STATED EXERCISE 1: Name every person mentioned in the Civil War passage.
STATED EXERCISE 2: Copy out everything in the entries from their first line down to the line containing "data-point — [474, 416, 492, 434]", both ends included.

Meanwhile, in Mississippi, Union Major General Ulysses S. Grant was closing in on a Confederate army at Vicksburg, Mississippi. Loss of Vicksburg would give the Union control of the Mississippi River and effectively cut off Confederate territory west of the Mississippi from the rest of the Confederacy. Leaders of the Confederate government, Confederate President Jefferson Davis and Confederate States Secretary of War James A. Seddon wanted to relieve the pressure on Vicksburg, possibly by sending reinforcements from Virginia to Mississippi or to Tennessee in order to divert attention of Union forces from Vicksburg.

In meetings with Davis and Seddon from May 14, 1863 to May 17, 1863 and on May 26, 1863, Lee proposed to relieve the pressure in Mississippi by diverting Union Army attention to an invasion of the North from Virginia. This also would spare Virginia from further campaigning that summer, allow the Army of Northern Virginia to live off the land in the North and to threaten major cities, such as Philadelphia, Baltimore and Washington, D.C., in order to weaken Northern support for the war and possibly even to obtain foreign recognition of the Confederacy. Davis and Seddon, along with Davis's entire cabinet, except Postmaster-General John Reagan of Texas, agreed upon Lee's plan at these meetings. However, further correspondence was exchanged, which made it appear to some later historians that Davis's full approval did not come until May 31. On the other hand, historian Stephen W. Sears states that the further correspondence only concerned Lee's difficulty with D. H. Hill concerning reinforcements and not the plan to invade the North and that Lee began to get his force ready to move north on May 17.

Lee completed a reorganization of his army by June 1, 1863 and began preparations to move to Virginia's Shenandoah Valley and then into Maryland and Pennsylvania. By June 2, 1863, Lee had intelligence that Union forces along the Virginia coast and on the Virginia Peninsula were not contemplating a move against Richmond, Virginia, the Confederacy's capital and that Hooker was not prepared to make another strike across the Rappahannock.

(Element-and-box listings)
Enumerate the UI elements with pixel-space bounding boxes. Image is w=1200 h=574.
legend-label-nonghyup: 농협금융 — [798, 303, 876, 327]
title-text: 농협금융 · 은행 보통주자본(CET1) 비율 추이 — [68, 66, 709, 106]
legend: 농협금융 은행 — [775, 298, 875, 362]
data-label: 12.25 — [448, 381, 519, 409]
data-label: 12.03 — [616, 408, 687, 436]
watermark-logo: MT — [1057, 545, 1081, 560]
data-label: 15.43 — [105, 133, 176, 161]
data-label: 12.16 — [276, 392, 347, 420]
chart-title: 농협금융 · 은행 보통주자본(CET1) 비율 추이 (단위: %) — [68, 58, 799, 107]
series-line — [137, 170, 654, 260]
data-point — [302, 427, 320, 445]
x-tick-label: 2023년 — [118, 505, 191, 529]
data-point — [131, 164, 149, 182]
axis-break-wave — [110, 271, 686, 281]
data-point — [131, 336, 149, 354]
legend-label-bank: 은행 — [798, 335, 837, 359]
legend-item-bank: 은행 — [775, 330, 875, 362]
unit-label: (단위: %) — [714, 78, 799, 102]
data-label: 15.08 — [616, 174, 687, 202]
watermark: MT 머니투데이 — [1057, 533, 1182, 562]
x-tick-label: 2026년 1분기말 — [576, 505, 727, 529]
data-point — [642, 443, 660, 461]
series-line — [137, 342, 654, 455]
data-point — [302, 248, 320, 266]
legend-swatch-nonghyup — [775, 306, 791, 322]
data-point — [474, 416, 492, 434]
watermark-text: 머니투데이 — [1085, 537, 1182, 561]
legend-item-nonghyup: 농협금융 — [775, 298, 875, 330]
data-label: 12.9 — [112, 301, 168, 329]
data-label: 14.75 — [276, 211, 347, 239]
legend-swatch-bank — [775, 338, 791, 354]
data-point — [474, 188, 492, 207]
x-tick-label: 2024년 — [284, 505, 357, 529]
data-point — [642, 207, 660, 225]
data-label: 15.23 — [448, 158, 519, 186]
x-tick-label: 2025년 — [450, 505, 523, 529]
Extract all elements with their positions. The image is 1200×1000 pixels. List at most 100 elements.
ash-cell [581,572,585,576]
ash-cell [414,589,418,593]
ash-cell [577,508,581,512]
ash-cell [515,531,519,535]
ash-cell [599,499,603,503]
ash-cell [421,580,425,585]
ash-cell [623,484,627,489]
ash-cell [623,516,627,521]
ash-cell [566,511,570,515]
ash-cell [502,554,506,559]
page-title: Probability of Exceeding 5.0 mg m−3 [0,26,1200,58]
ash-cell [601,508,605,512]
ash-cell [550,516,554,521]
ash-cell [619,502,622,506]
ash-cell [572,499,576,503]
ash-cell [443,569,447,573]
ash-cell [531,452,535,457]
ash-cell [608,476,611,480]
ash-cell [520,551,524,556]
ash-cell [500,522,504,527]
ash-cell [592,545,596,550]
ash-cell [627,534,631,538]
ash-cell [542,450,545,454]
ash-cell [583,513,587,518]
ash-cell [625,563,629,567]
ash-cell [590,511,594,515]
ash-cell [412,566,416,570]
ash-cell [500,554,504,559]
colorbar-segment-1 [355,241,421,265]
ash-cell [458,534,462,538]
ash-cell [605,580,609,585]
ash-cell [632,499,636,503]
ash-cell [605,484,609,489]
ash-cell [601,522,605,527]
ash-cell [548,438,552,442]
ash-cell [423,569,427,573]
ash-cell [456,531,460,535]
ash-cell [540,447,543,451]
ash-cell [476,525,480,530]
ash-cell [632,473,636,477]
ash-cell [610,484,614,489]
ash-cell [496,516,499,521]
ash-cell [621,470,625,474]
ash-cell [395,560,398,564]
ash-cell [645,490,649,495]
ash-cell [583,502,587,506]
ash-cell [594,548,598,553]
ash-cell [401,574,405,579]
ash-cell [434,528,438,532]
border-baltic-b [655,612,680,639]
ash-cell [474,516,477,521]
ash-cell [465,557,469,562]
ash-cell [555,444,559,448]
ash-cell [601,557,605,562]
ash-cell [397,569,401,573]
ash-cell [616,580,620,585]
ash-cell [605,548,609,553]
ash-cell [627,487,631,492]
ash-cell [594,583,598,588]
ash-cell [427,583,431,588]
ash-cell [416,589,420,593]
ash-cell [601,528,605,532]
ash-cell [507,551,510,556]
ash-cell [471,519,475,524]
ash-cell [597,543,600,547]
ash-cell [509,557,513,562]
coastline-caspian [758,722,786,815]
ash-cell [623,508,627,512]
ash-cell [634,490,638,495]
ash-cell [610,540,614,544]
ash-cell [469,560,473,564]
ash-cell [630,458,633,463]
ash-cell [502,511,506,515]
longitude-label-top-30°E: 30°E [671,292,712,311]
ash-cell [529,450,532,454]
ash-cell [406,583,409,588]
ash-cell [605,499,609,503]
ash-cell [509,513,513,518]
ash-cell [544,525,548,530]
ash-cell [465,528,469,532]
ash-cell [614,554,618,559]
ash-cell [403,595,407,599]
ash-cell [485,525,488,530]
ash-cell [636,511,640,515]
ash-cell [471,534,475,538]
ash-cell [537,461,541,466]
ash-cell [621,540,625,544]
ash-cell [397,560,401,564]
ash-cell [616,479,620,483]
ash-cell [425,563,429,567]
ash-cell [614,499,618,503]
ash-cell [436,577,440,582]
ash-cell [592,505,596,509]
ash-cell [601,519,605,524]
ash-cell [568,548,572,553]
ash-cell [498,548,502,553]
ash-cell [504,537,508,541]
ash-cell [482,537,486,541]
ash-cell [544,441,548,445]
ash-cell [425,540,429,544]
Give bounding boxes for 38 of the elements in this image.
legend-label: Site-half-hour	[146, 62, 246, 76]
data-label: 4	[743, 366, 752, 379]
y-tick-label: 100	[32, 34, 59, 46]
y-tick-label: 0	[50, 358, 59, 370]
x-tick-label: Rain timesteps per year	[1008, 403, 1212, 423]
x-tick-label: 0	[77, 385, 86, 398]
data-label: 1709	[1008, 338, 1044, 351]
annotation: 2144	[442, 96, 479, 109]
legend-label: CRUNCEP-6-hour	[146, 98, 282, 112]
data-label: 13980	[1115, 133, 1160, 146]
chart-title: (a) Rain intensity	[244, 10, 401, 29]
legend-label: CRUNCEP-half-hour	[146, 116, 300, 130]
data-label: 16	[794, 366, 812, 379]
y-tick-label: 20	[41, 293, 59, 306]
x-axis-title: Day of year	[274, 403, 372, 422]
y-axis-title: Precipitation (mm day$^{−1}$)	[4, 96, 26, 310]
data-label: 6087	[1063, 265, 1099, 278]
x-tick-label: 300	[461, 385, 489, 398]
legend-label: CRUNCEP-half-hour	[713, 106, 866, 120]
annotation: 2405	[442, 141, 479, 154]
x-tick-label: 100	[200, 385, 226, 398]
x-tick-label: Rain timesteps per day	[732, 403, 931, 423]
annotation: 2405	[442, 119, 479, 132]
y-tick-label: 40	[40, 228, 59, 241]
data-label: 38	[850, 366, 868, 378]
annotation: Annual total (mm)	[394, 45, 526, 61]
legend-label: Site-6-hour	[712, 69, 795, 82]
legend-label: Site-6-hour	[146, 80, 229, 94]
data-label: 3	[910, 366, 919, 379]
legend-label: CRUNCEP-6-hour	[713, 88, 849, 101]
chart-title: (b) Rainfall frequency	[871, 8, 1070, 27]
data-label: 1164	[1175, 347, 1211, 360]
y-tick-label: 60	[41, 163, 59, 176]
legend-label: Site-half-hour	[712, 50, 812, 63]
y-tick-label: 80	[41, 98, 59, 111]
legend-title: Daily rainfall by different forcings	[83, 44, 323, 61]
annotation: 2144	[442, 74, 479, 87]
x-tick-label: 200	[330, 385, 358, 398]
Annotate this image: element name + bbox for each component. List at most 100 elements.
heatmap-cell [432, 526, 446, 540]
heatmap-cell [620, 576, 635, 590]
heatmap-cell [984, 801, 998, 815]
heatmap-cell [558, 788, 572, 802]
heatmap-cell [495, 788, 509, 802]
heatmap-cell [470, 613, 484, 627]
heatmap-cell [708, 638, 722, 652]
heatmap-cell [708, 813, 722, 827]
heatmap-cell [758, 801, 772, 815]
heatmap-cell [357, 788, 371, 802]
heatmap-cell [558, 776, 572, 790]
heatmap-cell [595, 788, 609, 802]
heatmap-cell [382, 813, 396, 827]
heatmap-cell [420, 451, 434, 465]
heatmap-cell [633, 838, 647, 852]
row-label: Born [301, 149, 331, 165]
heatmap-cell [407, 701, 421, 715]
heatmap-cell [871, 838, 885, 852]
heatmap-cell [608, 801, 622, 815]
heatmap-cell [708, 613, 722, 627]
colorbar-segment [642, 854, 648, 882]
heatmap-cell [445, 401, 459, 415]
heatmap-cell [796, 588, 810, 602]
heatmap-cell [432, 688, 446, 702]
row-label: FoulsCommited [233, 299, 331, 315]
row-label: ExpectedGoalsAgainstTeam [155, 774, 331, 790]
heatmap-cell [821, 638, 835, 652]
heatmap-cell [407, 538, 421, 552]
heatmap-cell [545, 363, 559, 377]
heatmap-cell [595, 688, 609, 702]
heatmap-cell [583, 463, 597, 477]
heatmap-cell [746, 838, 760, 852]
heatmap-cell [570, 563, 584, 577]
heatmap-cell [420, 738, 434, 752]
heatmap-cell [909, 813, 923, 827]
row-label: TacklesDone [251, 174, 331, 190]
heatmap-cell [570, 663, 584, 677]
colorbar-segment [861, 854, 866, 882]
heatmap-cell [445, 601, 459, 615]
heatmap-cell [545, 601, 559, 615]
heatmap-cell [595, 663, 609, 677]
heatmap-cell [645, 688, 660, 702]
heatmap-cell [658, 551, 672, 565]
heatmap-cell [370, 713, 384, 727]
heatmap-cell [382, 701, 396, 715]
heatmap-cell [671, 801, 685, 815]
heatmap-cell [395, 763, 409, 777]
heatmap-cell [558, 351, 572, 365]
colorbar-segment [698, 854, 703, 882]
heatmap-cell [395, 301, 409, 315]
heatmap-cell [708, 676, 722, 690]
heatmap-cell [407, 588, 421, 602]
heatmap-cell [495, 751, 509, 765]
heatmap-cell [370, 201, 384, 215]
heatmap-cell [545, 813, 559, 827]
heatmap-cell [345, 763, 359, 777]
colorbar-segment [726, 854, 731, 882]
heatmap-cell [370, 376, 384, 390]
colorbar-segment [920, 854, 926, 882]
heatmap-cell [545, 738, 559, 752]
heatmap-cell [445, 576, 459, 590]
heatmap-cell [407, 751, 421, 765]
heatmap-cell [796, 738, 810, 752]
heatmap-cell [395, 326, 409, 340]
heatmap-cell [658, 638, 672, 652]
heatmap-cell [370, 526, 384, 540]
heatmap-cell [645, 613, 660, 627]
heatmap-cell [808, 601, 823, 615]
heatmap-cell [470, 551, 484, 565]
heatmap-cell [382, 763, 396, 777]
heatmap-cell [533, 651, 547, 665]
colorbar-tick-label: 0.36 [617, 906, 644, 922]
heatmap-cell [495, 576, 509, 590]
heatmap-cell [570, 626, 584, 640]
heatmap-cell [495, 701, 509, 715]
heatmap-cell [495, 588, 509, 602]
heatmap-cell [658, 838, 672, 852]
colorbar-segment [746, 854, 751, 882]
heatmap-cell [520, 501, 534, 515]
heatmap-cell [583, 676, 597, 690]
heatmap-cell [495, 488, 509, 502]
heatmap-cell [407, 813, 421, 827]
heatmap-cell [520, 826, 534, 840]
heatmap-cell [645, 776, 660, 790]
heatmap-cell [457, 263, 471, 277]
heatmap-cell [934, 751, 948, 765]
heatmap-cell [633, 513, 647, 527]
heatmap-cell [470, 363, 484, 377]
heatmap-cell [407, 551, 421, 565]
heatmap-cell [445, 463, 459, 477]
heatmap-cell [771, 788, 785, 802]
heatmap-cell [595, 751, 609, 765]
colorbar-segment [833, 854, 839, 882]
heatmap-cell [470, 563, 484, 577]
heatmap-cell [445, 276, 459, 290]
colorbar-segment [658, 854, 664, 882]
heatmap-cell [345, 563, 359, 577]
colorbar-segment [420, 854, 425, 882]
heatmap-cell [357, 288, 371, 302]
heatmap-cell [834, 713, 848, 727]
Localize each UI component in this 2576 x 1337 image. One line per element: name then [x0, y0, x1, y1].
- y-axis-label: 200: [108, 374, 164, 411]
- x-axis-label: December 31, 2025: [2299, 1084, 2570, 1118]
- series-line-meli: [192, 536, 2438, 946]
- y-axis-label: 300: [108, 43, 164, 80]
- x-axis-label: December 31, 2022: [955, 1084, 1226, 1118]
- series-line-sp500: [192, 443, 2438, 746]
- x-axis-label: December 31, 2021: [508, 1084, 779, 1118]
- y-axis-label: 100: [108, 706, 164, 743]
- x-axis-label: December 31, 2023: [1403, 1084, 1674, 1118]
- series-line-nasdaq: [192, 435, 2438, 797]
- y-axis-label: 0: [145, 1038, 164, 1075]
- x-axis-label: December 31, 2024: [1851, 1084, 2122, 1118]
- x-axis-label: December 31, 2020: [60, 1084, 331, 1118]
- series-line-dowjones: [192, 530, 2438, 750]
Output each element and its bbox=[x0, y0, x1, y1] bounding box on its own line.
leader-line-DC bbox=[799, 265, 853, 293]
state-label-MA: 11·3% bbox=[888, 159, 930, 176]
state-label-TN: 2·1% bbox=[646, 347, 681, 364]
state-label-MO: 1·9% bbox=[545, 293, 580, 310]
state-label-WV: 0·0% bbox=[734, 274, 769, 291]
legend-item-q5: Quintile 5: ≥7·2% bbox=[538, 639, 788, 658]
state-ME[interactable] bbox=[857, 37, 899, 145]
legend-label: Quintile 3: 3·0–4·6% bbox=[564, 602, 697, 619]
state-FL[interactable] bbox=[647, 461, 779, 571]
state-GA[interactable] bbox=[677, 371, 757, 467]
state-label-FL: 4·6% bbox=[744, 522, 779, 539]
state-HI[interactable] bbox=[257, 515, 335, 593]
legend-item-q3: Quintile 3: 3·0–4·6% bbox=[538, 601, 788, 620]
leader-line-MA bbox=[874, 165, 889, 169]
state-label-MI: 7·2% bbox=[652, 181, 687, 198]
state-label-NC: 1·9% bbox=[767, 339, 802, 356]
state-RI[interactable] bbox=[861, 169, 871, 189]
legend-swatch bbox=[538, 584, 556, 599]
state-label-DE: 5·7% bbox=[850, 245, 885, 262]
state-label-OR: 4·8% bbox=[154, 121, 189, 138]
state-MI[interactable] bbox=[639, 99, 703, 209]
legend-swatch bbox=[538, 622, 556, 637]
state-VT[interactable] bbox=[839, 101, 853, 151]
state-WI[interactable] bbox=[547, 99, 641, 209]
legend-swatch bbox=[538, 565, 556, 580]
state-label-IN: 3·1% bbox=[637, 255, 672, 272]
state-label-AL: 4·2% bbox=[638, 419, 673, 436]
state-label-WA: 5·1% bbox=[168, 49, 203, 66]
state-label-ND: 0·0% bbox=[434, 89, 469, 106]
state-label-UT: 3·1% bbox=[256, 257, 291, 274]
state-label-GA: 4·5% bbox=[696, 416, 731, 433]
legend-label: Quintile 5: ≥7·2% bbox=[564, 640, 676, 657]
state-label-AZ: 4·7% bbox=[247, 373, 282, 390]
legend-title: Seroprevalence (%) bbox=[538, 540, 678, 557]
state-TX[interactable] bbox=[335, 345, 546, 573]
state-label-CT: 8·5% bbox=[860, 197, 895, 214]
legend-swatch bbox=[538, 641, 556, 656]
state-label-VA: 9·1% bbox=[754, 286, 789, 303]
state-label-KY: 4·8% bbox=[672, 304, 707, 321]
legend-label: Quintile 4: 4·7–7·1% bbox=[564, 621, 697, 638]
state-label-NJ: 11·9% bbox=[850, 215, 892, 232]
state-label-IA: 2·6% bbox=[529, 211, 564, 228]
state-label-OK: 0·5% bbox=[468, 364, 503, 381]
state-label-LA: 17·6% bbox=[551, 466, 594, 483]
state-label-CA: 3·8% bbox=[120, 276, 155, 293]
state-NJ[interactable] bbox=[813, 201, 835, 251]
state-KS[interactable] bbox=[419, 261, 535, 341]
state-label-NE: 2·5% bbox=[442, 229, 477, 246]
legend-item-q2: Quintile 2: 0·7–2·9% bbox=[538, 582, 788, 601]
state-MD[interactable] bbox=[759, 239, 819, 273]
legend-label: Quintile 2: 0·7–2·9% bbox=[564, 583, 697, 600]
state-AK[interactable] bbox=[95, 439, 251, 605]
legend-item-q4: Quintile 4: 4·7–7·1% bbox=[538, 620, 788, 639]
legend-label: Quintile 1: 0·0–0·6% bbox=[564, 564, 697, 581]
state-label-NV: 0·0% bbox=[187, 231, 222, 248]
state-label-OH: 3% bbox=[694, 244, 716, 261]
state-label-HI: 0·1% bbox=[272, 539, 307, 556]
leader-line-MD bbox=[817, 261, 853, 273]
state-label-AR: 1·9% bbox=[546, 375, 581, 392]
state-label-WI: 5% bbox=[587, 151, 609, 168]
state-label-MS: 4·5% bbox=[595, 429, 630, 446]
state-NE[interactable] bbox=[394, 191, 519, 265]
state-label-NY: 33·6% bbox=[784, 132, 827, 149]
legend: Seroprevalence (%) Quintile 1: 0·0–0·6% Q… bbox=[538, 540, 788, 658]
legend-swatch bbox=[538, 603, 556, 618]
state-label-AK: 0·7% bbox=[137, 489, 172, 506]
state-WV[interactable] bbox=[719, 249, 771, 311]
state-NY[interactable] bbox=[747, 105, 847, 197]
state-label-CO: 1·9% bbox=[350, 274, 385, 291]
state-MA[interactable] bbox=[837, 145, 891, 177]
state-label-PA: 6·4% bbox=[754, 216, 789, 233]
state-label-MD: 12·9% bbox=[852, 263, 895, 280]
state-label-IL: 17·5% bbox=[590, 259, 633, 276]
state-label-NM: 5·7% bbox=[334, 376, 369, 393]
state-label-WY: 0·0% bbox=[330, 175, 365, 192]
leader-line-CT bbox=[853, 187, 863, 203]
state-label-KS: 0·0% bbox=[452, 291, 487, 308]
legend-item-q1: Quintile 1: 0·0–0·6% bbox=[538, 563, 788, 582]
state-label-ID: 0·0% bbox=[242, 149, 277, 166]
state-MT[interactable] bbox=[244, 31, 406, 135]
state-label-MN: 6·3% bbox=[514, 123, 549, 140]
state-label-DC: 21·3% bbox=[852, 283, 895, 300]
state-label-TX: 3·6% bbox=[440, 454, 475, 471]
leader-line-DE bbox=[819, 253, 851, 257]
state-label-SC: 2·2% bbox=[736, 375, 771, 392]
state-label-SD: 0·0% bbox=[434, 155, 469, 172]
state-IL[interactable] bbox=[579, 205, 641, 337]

WORKED ANSWER 1: Ulysses S. Grant, Jefferson Davis, James A. Seddon, Lee, John Reagan, Stephen W. Sears, D. H. Hill, Hooker

WORKED ANSWER 2:
Enumerate the UI elements with pixel-space bounding boxes. Image is w=1200 h=574.
legend-label-nonghyup: 농협금융 — [798, 303, 876, 327]
title-text: 농협금융 · 은행 보통주자본(CET1) 비율 추이 — [68, 66, 709, 106]
legend: 농협금융 은행 — [775, 298, 875, 362]
data-label: 12.25 — [448, 381, 519, 409]
data-label: 12.03 — [616, 408, 687, 436]
watermark-logo: MT — [1057, 545, 1081, 560]
data-label: 15.43 — [105, 133, 176, 161]
data-label: 12.16 — [276, 392, 347, 420]
chart-title: 농협금융 · 은행 보통주자본(CET1) 비율 추이 (단위: %) — [68, 58, 799, 107]
series-line — [137, 170, 654, 260]
data-point — [302, 427, 320, 445]
x-tick-label: 2023년 — [118, 505, 191, 529]
data-point — [131, 164, 149, 182]
axis-break-wave — [110, 271, 686, 281]
data-point — [131, 336, 149, 354]
legend-label-bank: 은행 — [798, 335, 837, 359]
legend-item-bank: 은행 — [775, 330, 875, 362]
unit-label: (단위: %) — [714, 78, 799, 102]
data-label: 15.08 — [616, 174, 687, 202]
watermark: MT 머니투데이 — [1057, 533, 1182, 562]
x-tick-label: 2026년 1분기말 — [576, 505, 727, 529]
data-point — [642, 443, 660, 461]
series-line — [137, 342, 654, 455]
data-point — [302, 248, 320, 266]
legend-swatch-nonghyup — [775, 306, 791, 322]
data-point — [474, 416, 492, 434]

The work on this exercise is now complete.